● **SELECTION**

——————————

What we added from the last example is marked in bold letters (this is a convention we will use throughout this chapter). Unlike the SENTENCE example, the content of the HTML element is not just a string of characters – it’s actually another element. The TITLE element contains the title of an HTML document. The title of the document we build in this chapter is “Bach’s home page.” Figure 1.3 maps out the two elements we have so far.

Figure 1.3. Diagram of an element.

When a browser displays an HTML document in a window onscreen, the content of the title element generally goes into the title bar of the window. The title bar is at the top of the window. Below that is often the browser’s control panel. Further below that is the most interesting part of the browser window: the canvas. The canvas is the part of the window where documents are actually displayed. See Figure 1.4.

Figure 1.4. The parts of a browser’s window. The top line is the title bar, the large grey area is the canvas. CSS only deals with the content of the canvas.

As you can see, we have yet to put anything in the document that will be displayed on the canvas. To have something actually show up on the canvas, you must place it in the BODY element. The BODY element is inside the HTML element:

<HTML>
<TITLE>Bach's home page</TITLE>
<BODY>
</BODY>
</HTML>

To make it easier to see where elements start and end, we show the HTML examples over several lines and indent elements that are inside others. We do this because it makes the code easier to read. The browser ignores the extra space and the line breaks that separate one line from another.

The content of the HTML element now consists of not one, but two other elements. By themselves, the BODY tags do not add anything to the canvas; we need to give the BODY element some content. Let’s start by adding a first-level heading to the sample document. The standard HTML tag for a first-level heading is H1. Here’s the HTML code:

<HTML>
<TITLE>Bach's home page</TITLE>
<BODY>
<H1>Bach's home page</H1>
</BODY>
</HTML>

The title of the document is the same as the first-level heading. This will often be the case in HTML documents, but it doesn’t have to be.

——————————

● **OBJECTIVE A**
Reproduce the part of the HTML passage starting with "Figure 1.4. The" and going on through "of the canvas.".
● **OBJECTIVE B**
Answer these questions from the HTML passage:
(i) Where does a browser generally put the content of the title element?
(ii) What is the standard HTML tag for a first-level heading?
(iii) What does the browser ignore in the way the examples are laid out?
● **OBJECTIVE C**
According to the HTML passage, why are the HTML examples shown over several lines, with elements that sit inside others indented?

● **DATA ROWS**
——————————

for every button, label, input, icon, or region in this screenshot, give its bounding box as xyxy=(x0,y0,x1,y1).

——————————

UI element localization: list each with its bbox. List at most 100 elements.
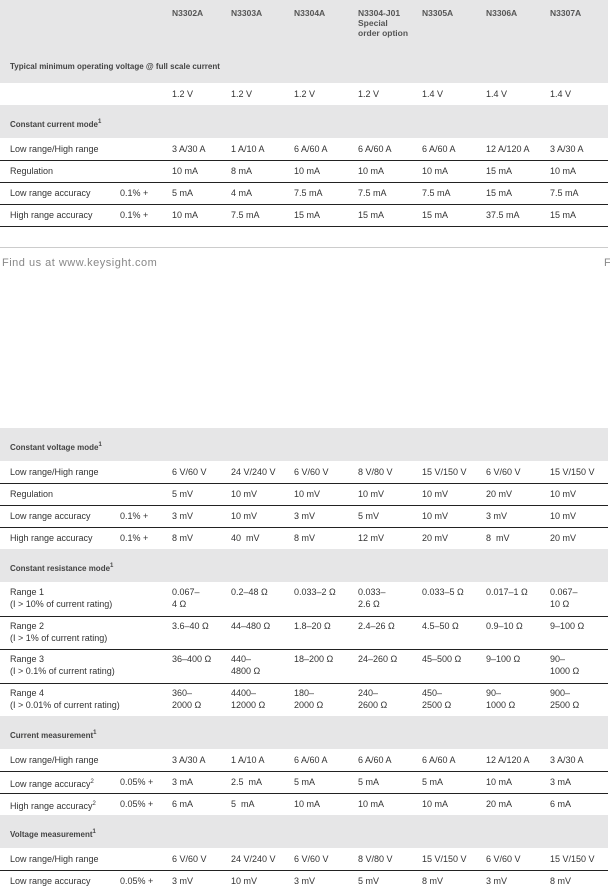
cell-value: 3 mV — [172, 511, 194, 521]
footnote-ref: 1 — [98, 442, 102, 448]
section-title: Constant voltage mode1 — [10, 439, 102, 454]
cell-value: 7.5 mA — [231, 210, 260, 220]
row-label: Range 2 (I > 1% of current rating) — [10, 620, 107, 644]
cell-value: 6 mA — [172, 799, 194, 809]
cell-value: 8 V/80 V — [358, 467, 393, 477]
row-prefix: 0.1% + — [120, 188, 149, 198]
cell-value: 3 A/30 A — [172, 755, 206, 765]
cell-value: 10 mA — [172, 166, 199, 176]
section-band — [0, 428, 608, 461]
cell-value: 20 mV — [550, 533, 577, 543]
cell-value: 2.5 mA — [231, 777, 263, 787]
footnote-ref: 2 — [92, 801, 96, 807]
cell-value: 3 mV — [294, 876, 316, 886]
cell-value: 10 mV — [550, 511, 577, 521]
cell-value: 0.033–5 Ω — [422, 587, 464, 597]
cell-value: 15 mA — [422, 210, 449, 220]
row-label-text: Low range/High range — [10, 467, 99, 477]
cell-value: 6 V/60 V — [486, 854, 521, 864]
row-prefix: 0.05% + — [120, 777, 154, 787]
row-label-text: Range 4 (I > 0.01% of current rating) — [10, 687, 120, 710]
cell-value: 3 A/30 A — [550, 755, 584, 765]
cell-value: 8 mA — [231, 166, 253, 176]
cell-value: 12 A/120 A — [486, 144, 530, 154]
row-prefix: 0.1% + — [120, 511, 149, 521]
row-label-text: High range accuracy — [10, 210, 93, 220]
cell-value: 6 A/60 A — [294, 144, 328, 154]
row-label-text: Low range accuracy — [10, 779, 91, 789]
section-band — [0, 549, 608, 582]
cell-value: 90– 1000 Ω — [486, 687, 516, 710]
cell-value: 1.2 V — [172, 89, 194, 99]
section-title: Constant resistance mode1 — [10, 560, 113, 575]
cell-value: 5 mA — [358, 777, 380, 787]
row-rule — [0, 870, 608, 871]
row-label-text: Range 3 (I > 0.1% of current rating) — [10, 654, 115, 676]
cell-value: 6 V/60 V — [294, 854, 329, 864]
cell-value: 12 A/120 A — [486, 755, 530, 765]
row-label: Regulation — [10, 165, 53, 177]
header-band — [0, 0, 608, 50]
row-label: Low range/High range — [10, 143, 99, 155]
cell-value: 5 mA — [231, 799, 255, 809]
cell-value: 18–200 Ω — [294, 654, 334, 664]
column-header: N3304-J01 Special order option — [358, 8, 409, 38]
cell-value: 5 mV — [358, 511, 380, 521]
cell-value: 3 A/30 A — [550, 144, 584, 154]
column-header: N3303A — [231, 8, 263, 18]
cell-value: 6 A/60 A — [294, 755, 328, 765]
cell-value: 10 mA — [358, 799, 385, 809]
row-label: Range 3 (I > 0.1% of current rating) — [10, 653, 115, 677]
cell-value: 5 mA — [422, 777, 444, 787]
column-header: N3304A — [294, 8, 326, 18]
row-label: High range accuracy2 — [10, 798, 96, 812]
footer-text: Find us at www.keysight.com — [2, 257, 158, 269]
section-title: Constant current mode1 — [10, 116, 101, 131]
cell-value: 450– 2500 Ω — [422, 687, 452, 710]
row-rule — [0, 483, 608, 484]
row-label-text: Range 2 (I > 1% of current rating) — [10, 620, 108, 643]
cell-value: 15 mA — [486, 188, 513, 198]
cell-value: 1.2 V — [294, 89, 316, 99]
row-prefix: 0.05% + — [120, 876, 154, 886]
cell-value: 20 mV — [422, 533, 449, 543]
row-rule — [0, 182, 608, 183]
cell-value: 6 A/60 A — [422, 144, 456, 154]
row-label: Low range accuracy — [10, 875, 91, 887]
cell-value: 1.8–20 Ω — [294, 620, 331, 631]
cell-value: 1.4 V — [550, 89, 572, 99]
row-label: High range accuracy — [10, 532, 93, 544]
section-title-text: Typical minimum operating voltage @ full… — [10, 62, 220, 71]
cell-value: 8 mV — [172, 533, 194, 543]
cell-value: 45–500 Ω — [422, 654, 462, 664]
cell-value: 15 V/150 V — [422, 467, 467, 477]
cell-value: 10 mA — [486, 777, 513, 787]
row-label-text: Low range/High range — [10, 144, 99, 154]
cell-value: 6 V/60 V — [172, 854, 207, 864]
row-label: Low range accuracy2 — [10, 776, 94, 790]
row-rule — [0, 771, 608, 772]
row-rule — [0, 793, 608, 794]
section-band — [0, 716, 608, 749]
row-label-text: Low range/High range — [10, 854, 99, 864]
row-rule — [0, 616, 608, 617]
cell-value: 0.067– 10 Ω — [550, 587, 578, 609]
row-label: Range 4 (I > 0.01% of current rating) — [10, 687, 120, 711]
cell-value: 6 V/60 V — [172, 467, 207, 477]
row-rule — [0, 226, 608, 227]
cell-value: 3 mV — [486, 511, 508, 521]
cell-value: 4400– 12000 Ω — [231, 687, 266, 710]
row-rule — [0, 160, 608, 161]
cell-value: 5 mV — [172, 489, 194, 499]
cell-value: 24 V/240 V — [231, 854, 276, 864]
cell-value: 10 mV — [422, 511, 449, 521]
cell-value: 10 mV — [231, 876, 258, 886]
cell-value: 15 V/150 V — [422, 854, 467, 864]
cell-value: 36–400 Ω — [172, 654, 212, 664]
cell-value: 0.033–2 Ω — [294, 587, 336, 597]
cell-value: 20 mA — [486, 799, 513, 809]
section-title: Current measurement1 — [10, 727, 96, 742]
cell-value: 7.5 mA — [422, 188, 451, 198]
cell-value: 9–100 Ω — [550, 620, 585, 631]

——————————

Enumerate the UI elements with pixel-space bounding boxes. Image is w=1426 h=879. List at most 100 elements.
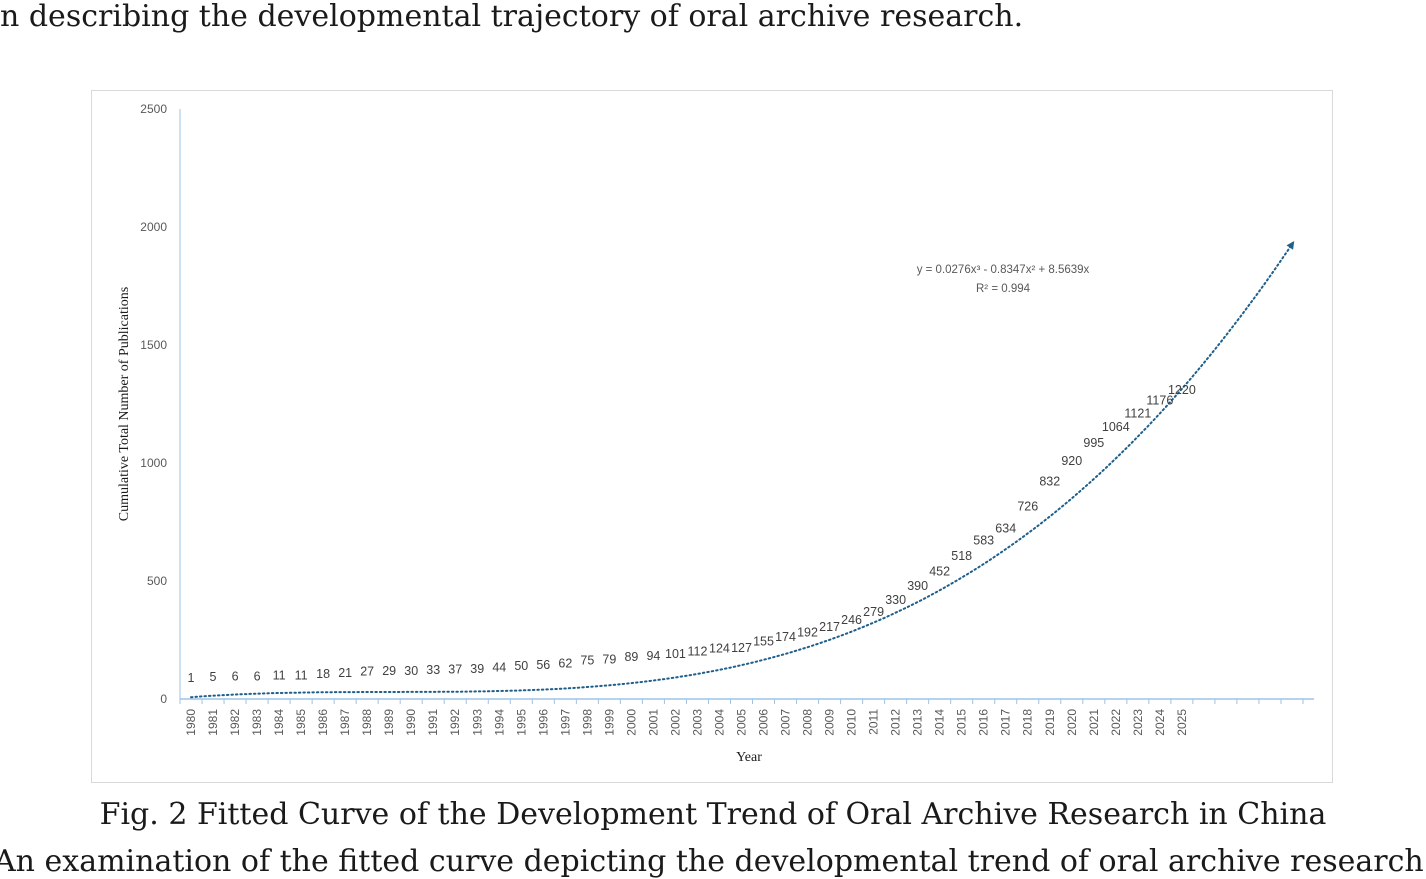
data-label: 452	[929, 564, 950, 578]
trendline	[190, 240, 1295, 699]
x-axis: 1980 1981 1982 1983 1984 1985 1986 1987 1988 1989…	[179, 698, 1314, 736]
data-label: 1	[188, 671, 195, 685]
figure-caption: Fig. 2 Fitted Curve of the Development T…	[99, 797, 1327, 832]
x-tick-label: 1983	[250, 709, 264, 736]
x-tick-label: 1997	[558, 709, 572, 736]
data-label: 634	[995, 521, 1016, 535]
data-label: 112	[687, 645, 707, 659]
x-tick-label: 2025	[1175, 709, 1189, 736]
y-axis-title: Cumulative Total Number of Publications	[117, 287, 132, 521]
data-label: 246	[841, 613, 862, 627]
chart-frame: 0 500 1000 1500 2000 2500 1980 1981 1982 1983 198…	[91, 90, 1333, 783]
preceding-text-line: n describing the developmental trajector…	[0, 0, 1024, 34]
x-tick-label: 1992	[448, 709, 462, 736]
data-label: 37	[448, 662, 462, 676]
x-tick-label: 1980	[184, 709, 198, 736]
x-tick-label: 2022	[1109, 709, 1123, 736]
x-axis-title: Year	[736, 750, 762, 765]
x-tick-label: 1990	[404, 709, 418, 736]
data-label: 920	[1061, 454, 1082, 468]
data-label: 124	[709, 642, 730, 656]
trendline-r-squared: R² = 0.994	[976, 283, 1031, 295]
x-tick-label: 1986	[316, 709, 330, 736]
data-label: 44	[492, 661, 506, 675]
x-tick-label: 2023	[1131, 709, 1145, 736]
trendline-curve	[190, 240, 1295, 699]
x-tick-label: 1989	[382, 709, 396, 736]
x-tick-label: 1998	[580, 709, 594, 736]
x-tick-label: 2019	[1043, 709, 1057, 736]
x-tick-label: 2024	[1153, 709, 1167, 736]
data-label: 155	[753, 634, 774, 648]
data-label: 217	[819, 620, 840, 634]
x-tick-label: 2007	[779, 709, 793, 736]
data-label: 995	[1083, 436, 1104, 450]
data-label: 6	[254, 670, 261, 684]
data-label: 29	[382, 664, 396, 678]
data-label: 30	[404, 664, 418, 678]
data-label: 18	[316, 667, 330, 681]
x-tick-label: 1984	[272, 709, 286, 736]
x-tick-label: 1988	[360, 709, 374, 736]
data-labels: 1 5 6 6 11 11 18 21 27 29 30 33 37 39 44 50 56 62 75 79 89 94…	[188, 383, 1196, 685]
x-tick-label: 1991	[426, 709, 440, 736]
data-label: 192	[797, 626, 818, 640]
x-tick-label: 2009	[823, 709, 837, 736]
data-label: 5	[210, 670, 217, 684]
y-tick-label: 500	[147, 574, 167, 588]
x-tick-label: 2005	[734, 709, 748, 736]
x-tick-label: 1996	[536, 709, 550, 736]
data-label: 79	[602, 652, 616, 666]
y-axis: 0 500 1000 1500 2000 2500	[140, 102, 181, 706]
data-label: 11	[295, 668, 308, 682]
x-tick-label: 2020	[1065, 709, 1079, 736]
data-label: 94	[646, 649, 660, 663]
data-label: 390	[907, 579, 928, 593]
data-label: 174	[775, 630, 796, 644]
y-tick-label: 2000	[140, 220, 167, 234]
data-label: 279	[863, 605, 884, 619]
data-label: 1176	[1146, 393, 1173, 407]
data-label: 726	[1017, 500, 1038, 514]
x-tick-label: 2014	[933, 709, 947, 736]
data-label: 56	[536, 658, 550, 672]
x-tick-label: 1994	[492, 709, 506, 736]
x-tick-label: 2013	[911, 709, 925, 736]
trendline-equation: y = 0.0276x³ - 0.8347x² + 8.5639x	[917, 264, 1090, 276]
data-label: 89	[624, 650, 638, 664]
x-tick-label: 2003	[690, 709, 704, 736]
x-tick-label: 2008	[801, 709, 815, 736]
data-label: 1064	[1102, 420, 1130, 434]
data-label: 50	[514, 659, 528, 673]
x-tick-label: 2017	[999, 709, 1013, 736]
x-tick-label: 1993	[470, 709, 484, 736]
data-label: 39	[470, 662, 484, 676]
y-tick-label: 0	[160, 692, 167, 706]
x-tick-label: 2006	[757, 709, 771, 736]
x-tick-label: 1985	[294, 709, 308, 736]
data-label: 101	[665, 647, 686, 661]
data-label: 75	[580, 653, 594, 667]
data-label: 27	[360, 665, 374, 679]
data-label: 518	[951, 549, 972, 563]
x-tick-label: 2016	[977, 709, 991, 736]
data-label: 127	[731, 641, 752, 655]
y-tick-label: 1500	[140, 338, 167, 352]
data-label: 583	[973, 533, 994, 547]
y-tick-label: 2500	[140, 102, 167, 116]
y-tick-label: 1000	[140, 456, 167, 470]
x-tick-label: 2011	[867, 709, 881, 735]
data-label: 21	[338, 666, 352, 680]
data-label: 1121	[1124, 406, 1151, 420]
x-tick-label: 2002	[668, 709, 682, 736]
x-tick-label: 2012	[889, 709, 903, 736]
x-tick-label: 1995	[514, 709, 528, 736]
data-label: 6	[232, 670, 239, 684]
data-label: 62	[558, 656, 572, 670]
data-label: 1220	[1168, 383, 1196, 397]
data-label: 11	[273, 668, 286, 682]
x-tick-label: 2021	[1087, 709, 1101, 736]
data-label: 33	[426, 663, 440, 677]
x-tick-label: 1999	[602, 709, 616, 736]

——————————

● **EXERCISE OUTPUT A**
Figure 1.4. The parts of a browser’s window. The top line is the title bar, the large grey area is the canvas. CSS only deals with the content of the canvas.

● **EXERCISE OUTPUT B**
(i) It goes into the title bar of the window.
(ii) H1.
(iii) It ignores the extra space and the line breaks that separate one line from another.

● **EXERCISE OUTPUT C**
This layout makes it easier to see where elements start and end, so the code is easier to read. The browser ignores the extra space and line breaks, so the layout does not change how the document is displayed.